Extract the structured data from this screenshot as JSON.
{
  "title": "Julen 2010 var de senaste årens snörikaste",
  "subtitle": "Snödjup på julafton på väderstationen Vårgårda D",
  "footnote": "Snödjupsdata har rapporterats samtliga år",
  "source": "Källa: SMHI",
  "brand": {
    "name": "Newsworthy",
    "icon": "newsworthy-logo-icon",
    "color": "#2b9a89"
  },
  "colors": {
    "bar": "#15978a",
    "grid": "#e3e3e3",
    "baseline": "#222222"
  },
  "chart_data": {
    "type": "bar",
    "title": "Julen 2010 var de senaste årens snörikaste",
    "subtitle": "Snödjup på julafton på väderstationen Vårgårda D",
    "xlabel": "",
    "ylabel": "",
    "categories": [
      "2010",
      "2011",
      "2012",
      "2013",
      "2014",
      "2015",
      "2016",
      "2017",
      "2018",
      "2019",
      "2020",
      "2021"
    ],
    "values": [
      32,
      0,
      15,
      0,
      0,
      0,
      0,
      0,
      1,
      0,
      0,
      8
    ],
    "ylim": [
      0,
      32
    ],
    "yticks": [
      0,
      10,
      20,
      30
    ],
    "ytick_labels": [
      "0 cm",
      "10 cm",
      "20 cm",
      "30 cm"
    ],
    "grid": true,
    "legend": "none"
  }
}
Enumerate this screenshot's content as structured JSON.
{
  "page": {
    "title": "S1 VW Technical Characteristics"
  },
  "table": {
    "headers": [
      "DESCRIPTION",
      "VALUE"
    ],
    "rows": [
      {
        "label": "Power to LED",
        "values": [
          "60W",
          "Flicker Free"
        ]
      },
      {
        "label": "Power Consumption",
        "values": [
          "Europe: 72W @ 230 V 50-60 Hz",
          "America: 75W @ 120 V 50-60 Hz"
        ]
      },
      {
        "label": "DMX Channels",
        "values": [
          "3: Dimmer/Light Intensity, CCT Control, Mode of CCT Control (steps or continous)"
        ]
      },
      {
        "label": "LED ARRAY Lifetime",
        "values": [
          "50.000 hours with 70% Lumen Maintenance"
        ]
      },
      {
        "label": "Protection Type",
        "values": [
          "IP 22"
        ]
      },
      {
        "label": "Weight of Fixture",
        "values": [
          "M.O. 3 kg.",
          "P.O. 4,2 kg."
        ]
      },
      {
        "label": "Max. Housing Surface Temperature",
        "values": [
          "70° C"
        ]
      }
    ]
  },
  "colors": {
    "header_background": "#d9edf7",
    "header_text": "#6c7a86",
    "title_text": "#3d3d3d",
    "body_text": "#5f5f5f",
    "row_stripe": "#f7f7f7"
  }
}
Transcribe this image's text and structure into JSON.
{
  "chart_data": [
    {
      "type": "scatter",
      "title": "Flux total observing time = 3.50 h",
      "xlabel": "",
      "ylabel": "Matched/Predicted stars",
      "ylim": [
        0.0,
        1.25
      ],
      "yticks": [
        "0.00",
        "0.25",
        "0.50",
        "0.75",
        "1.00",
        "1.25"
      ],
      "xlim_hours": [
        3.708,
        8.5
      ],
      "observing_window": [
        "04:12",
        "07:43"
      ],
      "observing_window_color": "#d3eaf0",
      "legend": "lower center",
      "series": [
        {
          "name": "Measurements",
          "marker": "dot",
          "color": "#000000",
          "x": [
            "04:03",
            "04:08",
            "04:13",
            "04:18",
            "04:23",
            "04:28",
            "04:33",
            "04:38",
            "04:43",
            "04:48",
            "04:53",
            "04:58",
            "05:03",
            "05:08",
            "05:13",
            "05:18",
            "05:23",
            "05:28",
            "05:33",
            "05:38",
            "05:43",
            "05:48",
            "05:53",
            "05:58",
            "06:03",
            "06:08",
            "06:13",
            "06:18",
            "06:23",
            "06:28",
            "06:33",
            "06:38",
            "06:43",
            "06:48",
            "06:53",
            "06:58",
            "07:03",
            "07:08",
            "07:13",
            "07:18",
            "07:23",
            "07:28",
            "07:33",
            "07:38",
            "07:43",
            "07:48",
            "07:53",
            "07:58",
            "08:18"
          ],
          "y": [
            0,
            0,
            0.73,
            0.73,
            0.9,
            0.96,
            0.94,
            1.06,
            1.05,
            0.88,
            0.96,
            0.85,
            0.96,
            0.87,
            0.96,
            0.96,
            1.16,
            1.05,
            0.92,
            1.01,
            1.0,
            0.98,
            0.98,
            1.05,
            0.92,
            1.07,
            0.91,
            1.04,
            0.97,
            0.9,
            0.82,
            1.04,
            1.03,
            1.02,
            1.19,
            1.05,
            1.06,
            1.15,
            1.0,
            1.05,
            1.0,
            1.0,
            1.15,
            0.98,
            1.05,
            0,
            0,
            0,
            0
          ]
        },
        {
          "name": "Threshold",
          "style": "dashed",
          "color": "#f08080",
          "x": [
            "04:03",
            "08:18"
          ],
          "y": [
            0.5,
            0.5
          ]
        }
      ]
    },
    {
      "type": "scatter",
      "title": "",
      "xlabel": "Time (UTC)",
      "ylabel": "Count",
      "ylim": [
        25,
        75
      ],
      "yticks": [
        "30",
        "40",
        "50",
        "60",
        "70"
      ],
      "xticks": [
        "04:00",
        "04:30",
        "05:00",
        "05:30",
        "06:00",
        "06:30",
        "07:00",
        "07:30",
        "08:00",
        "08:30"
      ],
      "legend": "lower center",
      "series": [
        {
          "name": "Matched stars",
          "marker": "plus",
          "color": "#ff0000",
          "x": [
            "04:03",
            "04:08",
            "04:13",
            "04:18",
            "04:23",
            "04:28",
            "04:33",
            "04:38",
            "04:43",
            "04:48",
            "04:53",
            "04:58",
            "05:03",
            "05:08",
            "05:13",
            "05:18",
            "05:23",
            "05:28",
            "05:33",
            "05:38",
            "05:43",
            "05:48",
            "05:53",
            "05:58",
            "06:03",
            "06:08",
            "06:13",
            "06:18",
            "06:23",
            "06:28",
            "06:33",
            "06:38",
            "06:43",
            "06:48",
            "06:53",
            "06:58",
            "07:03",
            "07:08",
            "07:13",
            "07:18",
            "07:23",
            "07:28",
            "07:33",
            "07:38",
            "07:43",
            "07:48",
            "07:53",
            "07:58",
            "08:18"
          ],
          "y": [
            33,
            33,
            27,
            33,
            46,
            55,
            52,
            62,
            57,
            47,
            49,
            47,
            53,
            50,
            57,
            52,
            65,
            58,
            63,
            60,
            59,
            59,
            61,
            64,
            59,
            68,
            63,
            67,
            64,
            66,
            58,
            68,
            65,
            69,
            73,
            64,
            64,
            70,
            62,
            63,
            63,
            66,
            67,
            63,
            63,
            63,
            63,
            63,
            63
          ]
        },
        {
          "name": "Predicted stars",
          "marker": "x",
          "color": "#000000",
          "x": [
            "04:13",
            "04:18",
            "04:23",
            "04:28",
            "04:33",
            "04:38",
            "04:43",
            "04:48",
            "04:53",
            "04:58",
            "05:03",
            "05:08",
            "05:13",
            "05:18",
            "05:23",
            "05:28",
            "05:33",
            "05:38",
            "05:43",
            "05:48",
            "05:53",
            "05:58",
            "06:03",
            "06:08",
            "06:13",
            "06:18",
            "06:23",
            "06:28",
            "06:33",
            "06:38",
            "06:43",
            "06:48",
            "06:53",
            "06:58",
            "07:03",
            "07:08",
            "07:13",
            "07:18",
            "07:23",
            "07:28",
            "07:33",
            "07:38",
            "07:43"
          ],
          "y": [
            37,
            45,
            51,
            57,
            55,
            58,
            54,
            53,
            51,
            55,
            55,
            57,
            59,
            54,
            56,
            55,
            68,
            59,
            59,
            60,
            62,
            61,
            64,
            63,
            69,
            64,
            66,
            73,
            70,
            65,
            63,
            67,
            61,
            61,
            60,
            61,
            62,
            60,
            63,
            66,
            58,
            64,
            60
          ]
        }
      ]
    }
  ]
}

• Exercise brief: Identify and extract each line of the listing that contains "ylabel".

• Exercise answer:
    "ylabel": "",
      "ylabel": "Matched/Predicted stars",
      "ylabel": "Count",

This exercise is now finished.